▸ **Task objective**:
Print exactly, and only, the lines running from the line containing "Read this page and output its text content." through the end of the records below.

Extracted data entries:

============================================================

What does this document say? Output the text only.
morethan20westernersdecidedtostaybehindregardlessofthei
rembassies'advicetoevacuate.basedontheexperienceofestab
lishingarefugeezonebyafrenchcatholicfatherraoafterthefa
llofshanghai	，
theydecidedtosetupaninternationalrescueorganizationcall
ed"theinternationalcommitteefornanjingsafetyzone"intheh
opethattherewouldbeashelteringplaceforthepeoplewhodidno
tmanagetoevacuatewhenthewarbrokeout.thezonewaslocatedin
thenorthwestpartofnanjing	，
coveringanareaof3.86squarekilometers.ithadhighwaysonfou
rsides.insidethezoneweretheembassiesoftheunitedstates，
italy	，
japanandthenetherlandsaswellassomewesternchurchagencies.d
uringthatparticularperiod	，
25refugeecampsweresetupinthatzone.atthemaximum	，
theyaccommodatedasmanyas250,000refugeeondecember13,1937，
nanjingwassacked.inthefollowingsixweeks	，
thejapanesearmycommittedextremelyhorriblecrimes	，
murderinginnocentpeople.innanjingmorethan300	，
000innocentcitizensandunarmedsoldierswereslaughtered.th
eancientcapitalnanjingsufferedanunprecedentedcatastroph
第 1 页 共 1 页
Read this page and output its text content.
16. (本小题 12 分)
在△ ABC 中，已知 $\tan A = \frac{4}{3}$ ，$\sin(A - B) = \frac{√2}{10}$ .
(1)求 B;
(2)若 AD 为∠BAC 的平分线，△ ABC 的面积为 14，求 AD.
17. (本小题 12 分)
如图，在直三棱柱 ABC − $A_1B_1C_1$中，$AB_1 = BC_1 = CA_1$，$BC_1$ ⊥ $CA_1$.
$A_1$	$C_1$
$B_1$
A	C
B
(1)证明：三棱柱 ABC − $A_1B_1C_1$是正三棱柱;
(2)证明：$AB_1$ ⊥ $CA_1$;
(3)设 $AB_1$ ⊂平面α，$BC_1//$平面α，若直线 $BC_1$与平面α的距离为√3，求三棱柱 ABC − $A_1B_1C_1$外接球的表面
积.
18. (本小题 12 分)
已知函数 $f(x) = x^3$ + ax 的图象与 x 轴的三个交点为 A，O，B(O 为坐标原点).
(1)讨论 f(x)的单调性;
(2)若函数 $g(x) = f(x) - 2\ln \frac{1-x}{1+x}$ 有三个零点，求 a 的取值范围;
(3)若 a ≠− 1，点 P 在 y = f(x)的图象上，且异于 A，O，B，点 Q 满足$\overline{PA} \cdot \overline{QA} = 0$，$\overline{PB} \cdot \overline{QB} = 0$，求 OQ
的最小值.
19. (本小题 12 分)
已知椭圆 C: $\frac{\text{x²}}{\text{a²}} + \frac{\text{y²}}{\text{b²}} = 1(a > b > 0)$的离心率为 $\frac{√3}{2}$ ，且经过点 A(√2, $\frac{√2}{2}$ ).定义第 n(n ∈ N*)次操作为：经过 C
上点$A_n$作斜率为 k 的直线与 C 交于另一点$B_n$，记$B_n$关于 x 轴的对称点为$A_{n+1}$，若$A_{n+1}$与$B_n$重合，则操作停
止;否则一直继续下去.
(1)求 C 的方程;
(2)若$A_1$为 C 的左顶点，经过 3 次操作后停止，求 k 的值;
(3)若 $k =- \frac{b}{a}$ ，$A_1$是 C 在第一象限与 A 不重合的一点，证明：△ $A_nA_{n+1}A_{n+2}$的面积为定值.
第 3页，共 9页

============================================================

▸ **Correct response**:
Read this page and output its text content.
16. (本小题 12 分)
在△ ABC 中，已知 $\tan A = \frac{4}{3}$ ，$\sin(A - B) = \frac{√2}{10}$ .
(1)求 B;
(2)若 AD 为∠BAC 的平分线，△ ABC 的面积为 14，求 AD.
17. (本小题 12 分)
如图，在直三棱柱 ABC − $A_1B_1C_1$中，$AB_1 = BC_1 = CA_1$，$BC_1$ ⊥ $CA_1$.
$A_1$	$C_1$
$B_1$
A	C
B
(1)证明：三棱柱 ABC − $A_1B_1C_1$是正三棱柱;
(2)证明：$AB_1$ ⊥ $CA_1$;
(3)设 $AB_1$ ⊂平面α，$BC_1//$平面α，若直线 $BC_1$与平面α的距离为√3，求三棱柱 ABC − $A_1B_1C_1$外接球的表面
积.
18. (本小题 12 分)
已知函数 $f(x) = x^3$ + ax 的图象与 x 轴的三个交点为 A，O，B(O 为坐标原点).
(1)讨论 f(x)的单调性;
(2)若函数 $g(x) = f(x) - 2\ln \frac{1-x}{1+x}$ 有三个零点，求 a 的取值范围;
(3)若 a ≠− 1，点 P 在 y = f(x)的图象上，且异于 A，O，B，点 Q 满足$\overline{PA} \cdot \overline{QA} = 0$，$\overline{PB} \cdot \overline{QB} = 0$，求 OQ
的最小值.
19. (本小题 12 分)
已知椭圆 C: $\frac{\text{x²}}{\text{a²}} + \frac{\text{y²}}{\text{b²}} = 1(a > b > 0)$的离心率为 $\frac{√3}{2}$ ，且经过点 A(√2, $\frac{√2}{2}$ ).定义第 n(n ∈ N*)次操作为：经过 C
上点$A_n$作斜率为 k 的直线与 C 交于另一点$B_n$，记$B_n$关于 x 轴的对称点为$A_{n+1}$，若$A_{n+1}$与$B_n$重合，则操作停
止;否则一直继续下去.
(1)求 C 的方程;
(2)若$A_1$为 C 的左顶点，经过 3 次操作后停止，求 k 的值;
(3)若 $k =- \frac{b}{a}$ ，$A_1$是 C 在第一象限与 A 不重合的一点，证明：△ $A_nA_{n+1}A_{n+2}$的面积为定值.
第 3页，共 9页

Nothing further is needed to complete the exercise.